> Task goal: Once the pictures are set aside, transcribe the remaining data exactly.

> Records supplied:
▶
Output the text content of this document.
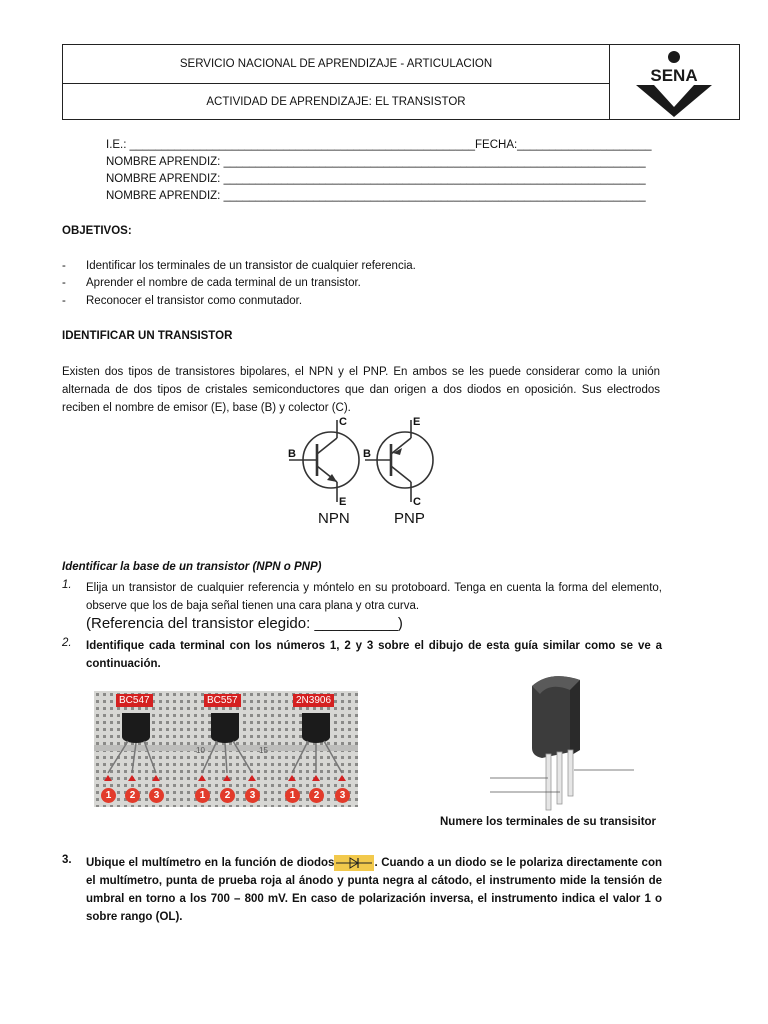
SERVICIO NACIONAL DE APRENDIZAJE - ARTICULACION
ACTIVIDAD DE APRENDIZAJE: EL TRANSISTOR
SENA
I.E.: ______________________________________________________FECHA:_____________________
NOMBRE APRENDIZ: __________________________________________________________________
NOMBRE APRENDIZ: __________________________________________________________________
NOMBRE APRENDIZ: __________________________________________________________________
OBJETIVOS:
-	Identificar los terminales de un transistor de cualquier referencia.
-	Aprender el nombre de cada terminal de un transistor.
-	Reconocer el transistor como conmutador.
IDENTIFICAR UN TRANSISTOR
Existen dos tipos de transistores bipolares, el NPN y el PNP. En ambos se les puede considerar como la unión alternada de dos tipos de cristales semiconductores que dan origen a dos diodos en oposición. Sus electrodos reciben el nombre de emisor (E), base (B) y colector (C).
C
B
E
E
B
C
NPN	PNP
Identificar la base de un transistor (NPN o PNP)
1. Elija un transistor de cualquier referencia y móntelo en su protoboard. Tenga en cuenta la forma del elemento, observe que los de baja señal tienen una cara plana y otra curva.
(Referencia del transistor elegido: __________)
2. Identifique cada terminal con los números 1, 2 y 3 sobre el dibujo de esta guía similar como se ve a continuación.
BC547	BC557	2N3906
10	15
1	2	3	1	2	3	1	2	3
Numere los terminales de su transisitor
3. Ubique el multímetro en la función de diodos	. Cuando a un diodo se le polariza directamente con el multímetro, punta de prueba roja al ánodo y punta negra al cátodo, el instrumento mide la tensión de umbral en torno a los 700 – 800 mV. En caso de polarización inversa, el instrumento indica el valor 1 o sobre rango (OL).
◀
> Written reply:
Output the text content of this document.
SERVICIO NACIONAL DE APRENDIZAJE - ARTICULACION
ACTIVIDAD DE APRENDIZAJE: EL TRANSISTOR
SENA
I.E.: ______________________________________________________FECHA:_____________________
NOMBRE APRENDIZ: __________________________________________________________________
NOMBRE APRENDIZ: __________________________________________________________________
NOMBRE APRENDIZ: __________________________________________________________________
OBJETIVOS:
-	Identificar los terminales de un transistor de cualquier referencia.
-	Aprender el nombre de cada terminal de un transistor.
-	Reconocer el transistor como conmutador.
IDENTIFICAR UN TRANSISTOR
Existen dos tipos de transistores bipolares, el NPN y el PNP. En ambos se les puede considerar como la unión alternada de dos tipos de cristales semiconductores que dan origen a dos diodos en oposición. Sus electrodos reciben el nombre de emisor (E), base (B) y colector (C).
C
B
E
E
B
C
NPN	PNP
Identificar la base de un transistor (NPN o PNP)
1. Elija un transistor de cualquier referencia y móntelo en su protoboard. Tenga en cuenta la forma del elemento, observe que los de baja señal tienen una cara plana y otra curva.
(Referencia del transistor elegido: __________)
2. Identifique cada terminal con los números 1, 2 y 3 sobre el dibujo de esta guía similar como se ve a continuación.
BC547	BC557	2N3906
10	15
1	2	3	1	2	3	1	2	3
Numere los terminales de su transisitor
3. Ubique el multímetro en la función de diodos	. Cuando a un diodo se le polariza directamente con el multímetro, punta de prueba roja al ánodo y punta negra al cátodo, el instrumento mide la tensión de umbral en torno a los 700 – 800 mV. En caso de polarización inversa, el instrumento indica el valor 1 o sobre rango (OL).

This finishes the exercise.